**Goal**
All of the data should be repeated exactly; pictures are not part of the copy.

------------

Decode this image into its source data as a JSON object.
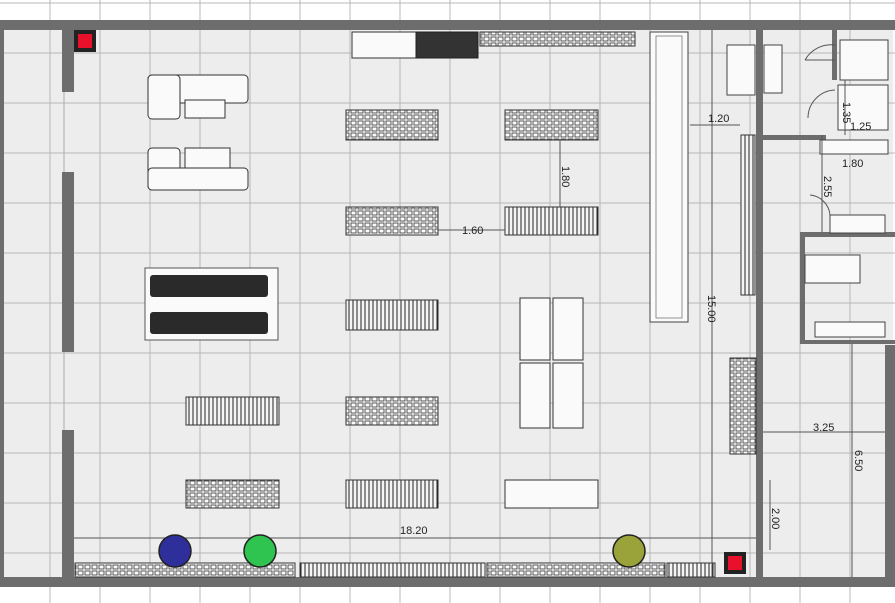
{
  "plan": {
    "dimensions": {
      "d1": "1.20",
      "d2": "1.80",
      "d3": "1.60",
      "d4": "15.00",
      "d5": "1.25",
      "d6": "1.80",
      "d7": "2.55",
      "d8": "3.25",
      "d9": "6.50",
      "d10": "2.00",
      "d11": "18.20",
      "d12": "1.35"
    },
    "colors": {
      "wall": "#6d6d6d",
      "floor": "#ededed",
      "grid": "#b8b8b8",
      "marker_red": "#e8102a",
      "marker_blue": "#2f2f9c",
      "marker_green": "#2ec44f",
      "marker_olive": "#9aa33a"
    }
  }
}
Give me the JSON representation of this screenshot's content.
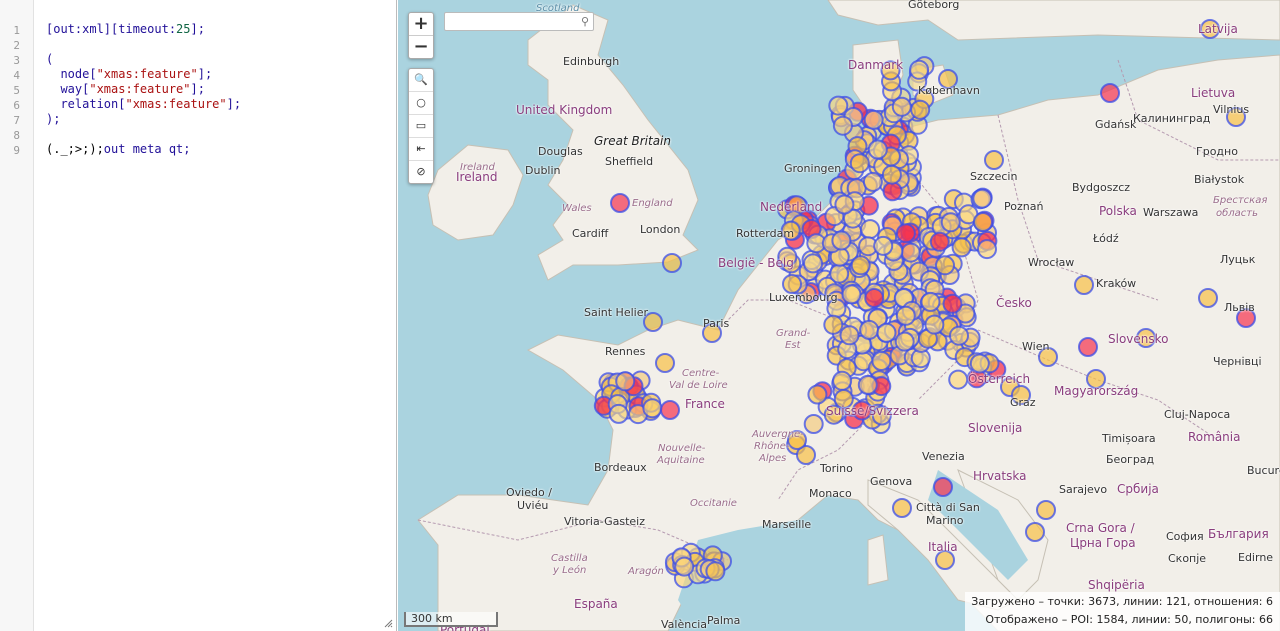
{
  "editor": {
    "line_numbers": [
      "1",
      "2",
      "3",
      "4",
      "5",
      "6",
      "7",
      "8",
      "9"
    ],
    "lines": {
      "l1": {
        "a": "[out:xml][timeout:",
        "n": "25",
        "b": "];"
      },
      "l3": "(",
      "l4": {
        "a": "  node[",
        "s": "\"xmas:feature\"",
        "b": "];"
      },
      "l5": {
        "a": "  way[",
        "s": "\"xmas:feature\"",
        "b": "];"
      },
      "l6": {
        "a": "  relation[",
        "s": "\"xmas:feature\"",
        "b": "];"
      },
      "l7": ");",
      "l9": {
        "a": "(._;>;);",
        "b": "out meta qt;"
      }
    }
  },
  "map": {
    "zoom_in": "+",
    "zoom_out": "−",
    "tools": [
      "🔍",
      "○",
      "▭",
      "⇤",
      "⊘"
    ],
    "search_placeholder": "",
    "scale_label": "300 km",
    "stats": {
      "loaded": "Загружено – точки: 3673, линии: 121, отношения: 6",
      "shown": "Отображено – POI: 1584, линии: 50, полигоны: 66"
    },
    "labels": {
      "scotland": "Scotland",
      "goteborg": "Göteborg",
      "latvija": "Latvija",
      "edinburgh": "Edinburgh",
      "danmark": "Danmark",
      "kobenhavn": "København",
      "lietuva": "Lietuva",
      "vilnius": "Vilnius",
      "uk": "United Kingdom",
      "gdansk": "Gdańsk",
      "kaliningrad": "Калининград",
      "douglas": "Douglas",
      "great_britain": "Great Britain",
      "sheffield": "Sheffield",
      "grodno": "Гродно",
      "ireland_label": "Ireland",
      "ireland": "Ireland",
      "dublin": "Dublin",
      "groningen": "Groningen",
      "szczecin": "Szczecin",
      "bydgoszcz": "Bydgoszcz",
      "bialystok": "Białystok",
      "wales": "Wales",
      "england": "England",
      "nederland": "Nederland",
      "poznan": "Poznań",
      "polska": "Polska",
      "warszawa": "Warszawa",
      "brest": "Брестская",
      "oblast": "область",
      "cardiff": "Cardiff",
      "london": "London",
      "rotterdam": "Rotterdam",
      "lodz": "Łódź",
      "belgie": "België - Belg",
      "wroclaw": "Wrocław",
      "lutsk": "Луцьк",
      "luxembourg": "Luxembourg",
      "krakow": "Kraków",
      "cesko": "Česko",
      "lviv": "Львів",
      "saint_helier": "Saint Helier",
      "paris": "Paris",
      "grand_est": "Grand-",
      "est": "Est",
      "slovensko": "Slovensko",
      "rennes": "Rennes",
      "wien": "Wien",
      "chernivtsi": "Чернівці",
      "centre": "Centre-",
      "val_de_loire": "Val de Loire",
      "osterreich": "Österreich",
      "magyarorszag": "Magyarország",
      "france": "France",
      "suisse": "Suisse/Svizzera",
      "graz": "Graz",
      "cluj": "Cluj-Napoca",
      "slovenija": "Slovenija",
      "nouvelle": "Nouvelle-",
      "aquitaine": "Aquitaine",
      "auvergne": "Auvergne-",
      "rhone": "Rhône-",
      "alpes": "Alpes",
      "timisoara": "Timișoara",
      "romania": "România",
      "bordeaux": "Bordeaux",
      "torino": "Torino",
      "venezia": "Venezia",
      "beograd": "Београд",
      "bucuresti": "Bucureș",
      "hrvatska": "Hrvatska",
      "oviedo": "Oviedo /",
      "uvieu": "Uviéu",
      "occitanie": "Occitanie",
      "monaco": "Monaco",
      "genova": "Genova",
      "sarajevo": "Sarajevo",
      "srbija": "Србија",
      "citta": "Città di San",
      "marino": "Marino",
      "vitoria": "Vitoria-Gasteiz",
      "marseille": "Marseille",
      "crna_gora": "Crna Gora /",
      "crna_gora2": "Црна Гора",
      "sofia": "София",
      "bulgaria": "България",
      "castilla": "Castilla",
      "leon": "y León",
      "aragon": "Aragón",
      "italia": "Italia",
      "skopje": "Скопје",
      "edirne": "Edirne",
      "espana": "España",
      "shqiperia": "Shqipëria",
      "portugal": "Portugal",
      "valencia": "València",
      "palma": "Palma"
    }
  }
}
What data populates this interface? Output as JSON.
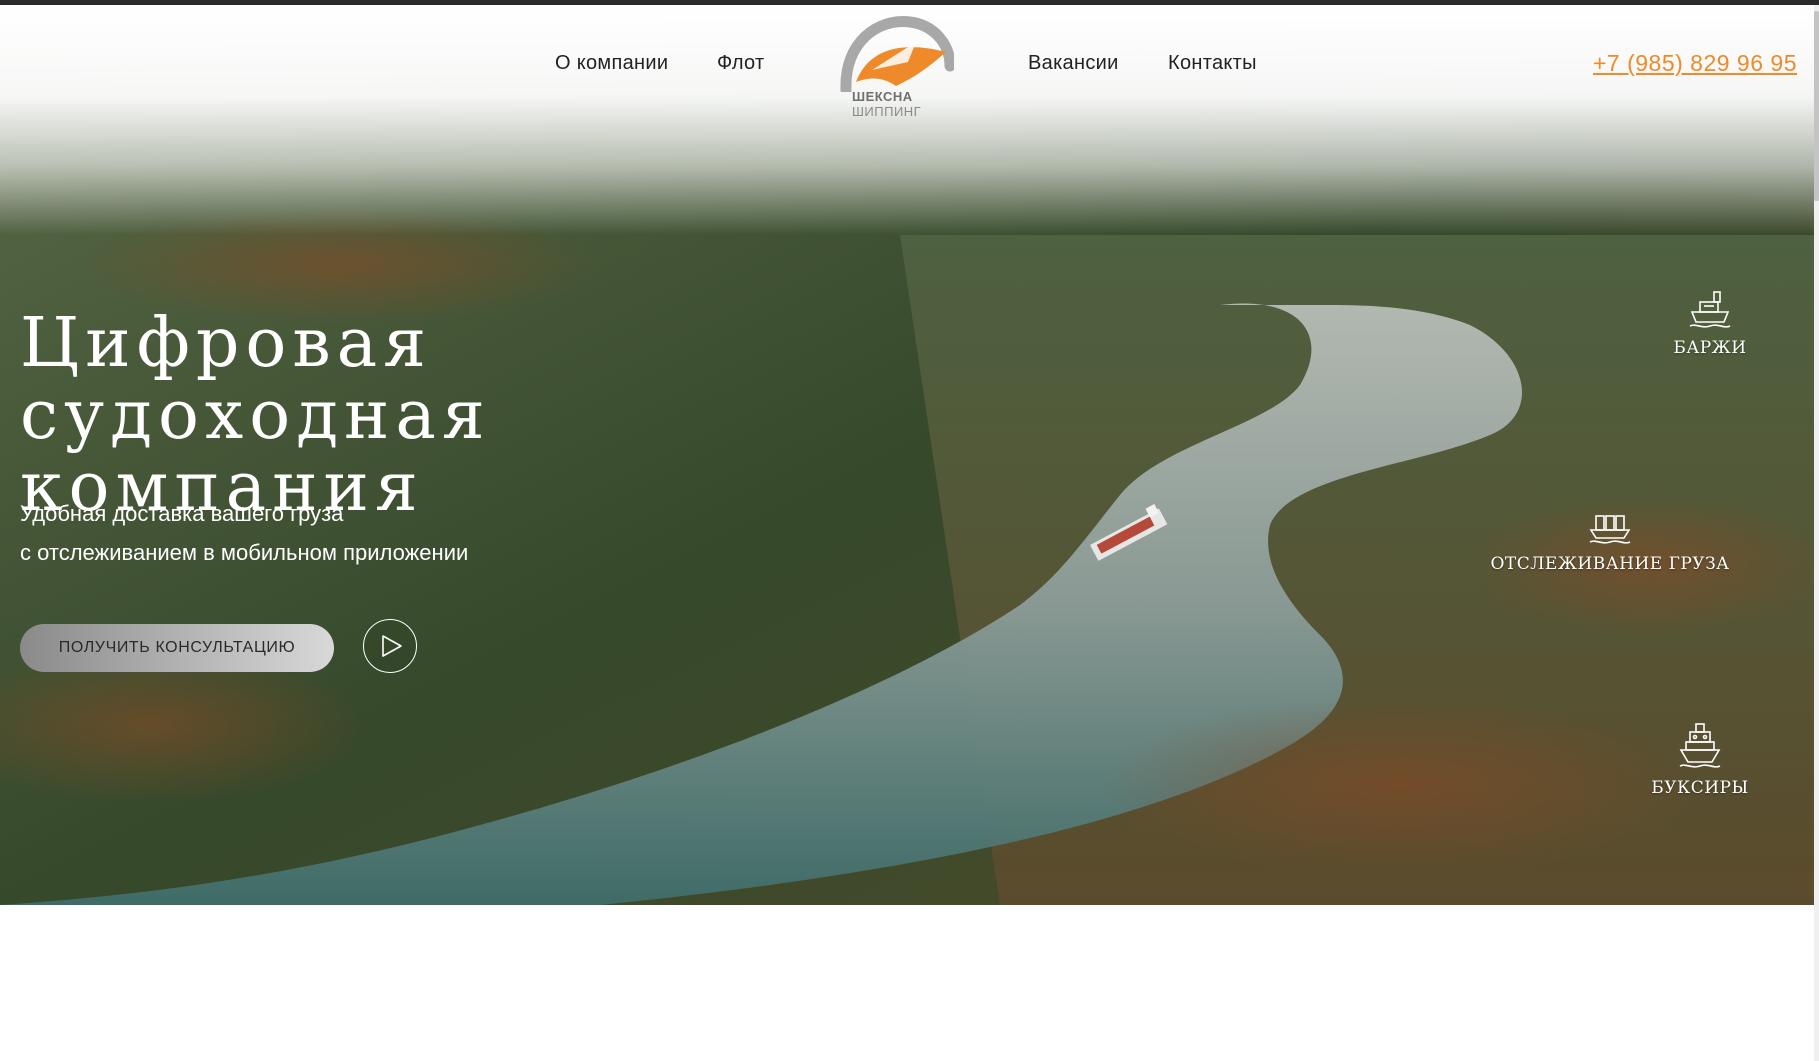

------------

**Exercise response**
Decode this image into its source data as a JSON object.
{
  "plan": {
    "dimensions": {
      "d1": "1.20",
      "d2": "1.80",
      "d3": "1.60",
      "d4": "15.00",
      "d5": "1.25",
      "d6": "1.80",
      "d7": "2.55",
      "d8": "3.25",
      "d9": "6.50",
      "d10": "2.00",
      "d11": "18.20",
      "d12": "1.35"
    },
    "colors": {
      "wall": "#6d6d6d",
      "floor": "#ededed",
      "grid": "#b8b8b8",
      "marker_red": "#e8102a",
      "marker_blue": "#2f2f9c",
      "marker_green": "#2ec44f",
      "marker_olive": "#9aa33a"
    }
  }
}
Give me the JSON representation of this screenshot's content.
{
  "editor": {
    "line_numbers": [
      "1",
      "2",
      "3",
      "4",
      "5",
      "6",
      "7",
      "8",
      "9"
    ],
    "lines": {
      "l1": {
        "a": "[out:xml][timeout:",
        "n": "25",
        "b": "];"
      },
      "l3": "(",
      "l4": {
        "a": "  node[",
        "s": "\"xmas:feature\"",
        "b": "];"
      },
      "l5": {
        "a": "  way[",
        "s": "\"xmas:feature\"",
        "b": "];"
      },
      "l6": {
        "a": "  relation[",
        "s": "\"xmas:feature\"",
        "b": "];"
      },
      "l7": ");",
      "l9": {
        "a": "(._;>;);",
        "b": "out meta qt;"
      }
    }
  },
  "map": {
    "zoom_in": "+",
    "zoom_out": "−",
    "tools": [
      "🔍",
      "○",
      "▭",
      "⇤",
      "⊘"
    ],
    "search_placeholder": "",
    "scale_label": "300 km",
    "stats": {
      "loaded": "Загружено – точки: 3673, линии: 121, отношения: 6",
      "shown": "Отображено – POI: 1584, линии: 50, полигоны: 66"
    },
    "labels": {
      "scotland": "Scotland",
      "goteborg": "Göteborg",
      "latvija": "Latvija",
      "edinburgh": "Edinburgh",
      "danmark": "Danmark",
      "kobenhavn": "København",
      "lietuva": "Lietuva",
      "vilnius": "Vilnius",
      "uk": "United Kingdom",
      "gdansk": "Gdańsk",
      "kaliningrad": "Калининград",
      "douglas": "Douglas",
      "great_britain": "Great Britain",
      "sheffield": "Sheffield",
      "grodno": "Гродно",
      "ireland_label": "Ireland",
      "ireland": "Ireland",
      "dublin": "Dublin",
      "groningen": "Groningen",
      "szczecin": "Szczecin",
      "bydgoszcz": "Bydgoszcz",
      "bialystok": "Białystok",
      "wales": "Wales",
      "england": "England",
      "nederland": "Nederland",
      "poznan": "Poznań",
      "polska": "Polska",
      "warszawa": "Warszawa",
      "brest": "Брестская",
      "oblast": "область",
      "cardiff": "Cardiff",
      "london": "London",
      "rotterdam": "Rotterdam",
      "lodz": "Łódź",
      "belgie": "België - Belg",
      "wroclaw": "Wrocław",
      "lutsk": "Луцьк",
      "luxembourg": "Luxembourg",
      "krakow": "Kraków",
      "cesko": "Česko",
      "lviv": "Львів",
      "saint_helier": "Saint Helier",
      "paris": "Paris",
      "grand_est": "Grand-",
      "est": "Est",
      "slovensko": "Slovensko",
      "rennes": "Rennes",
      "wien": "Wien",
      "chernivtsi": "Чернівці",
      "centre": "Centre-",
      "val_de_loire": "Val de Loire",
      "osterreich": "Österreich",
      "magyarorszag": "Magyarország",
      "france": "France",
      "suisse": "Suisse/Svizzera",
      "graz": "Graz",
      "cluj": "Cluj-Napoca",
      "slovenija": "Slovenija",
      "nouvelle": "Nouvelle-",
      "aquitaine": "Aquitaine",
      "auvergne": "Auvergne-",
      "rhone": "Rhône-",
      "alpes": "Alpes",
      "timisoara": "Timișoara",
      "romania": "România",
      "bordeaux": "Bordeaux",
      "torino": "Torino",
      "venezia": "Venezia",
      "beograd": "Београд",
      "bucuresti": "Bucureș",
      "hrvatska": "Hrvatska",
      "oviedo": "Oviedo /",
      "uvieu": "Uviéu",
      "occitanie": "Occitanie",
      "monaco": "Monaco",
      "genova": "Genova",
      "sarajevo": "Sarajevo",
      "srbija": "Србија",
      "citta": "Città di San",
      "marino": "Marino",
      "vitoria": "Vitoria-Gasteiz",
      "marseille": "Marseille",
      "crna_gora": "Crna Gora /",
      "crna_gora2": "Црна Гора",
      "sofia": "София",
      "bulgaria": "България",
      "castilla": "Castilla",
      "leon": "y León",
      "aragon": "Aragón",
      "italia": "Italia",
      "skopje": "Скопје",
      "edirne": "Edirne",
      "espana": "España",
      "shqiperia": "Shqipëria",
      "portugal": "Portugal",
      "valencia": "València",
      "palma": "Palma"
    }
  }
}
What data populates this interface? Output as JSON.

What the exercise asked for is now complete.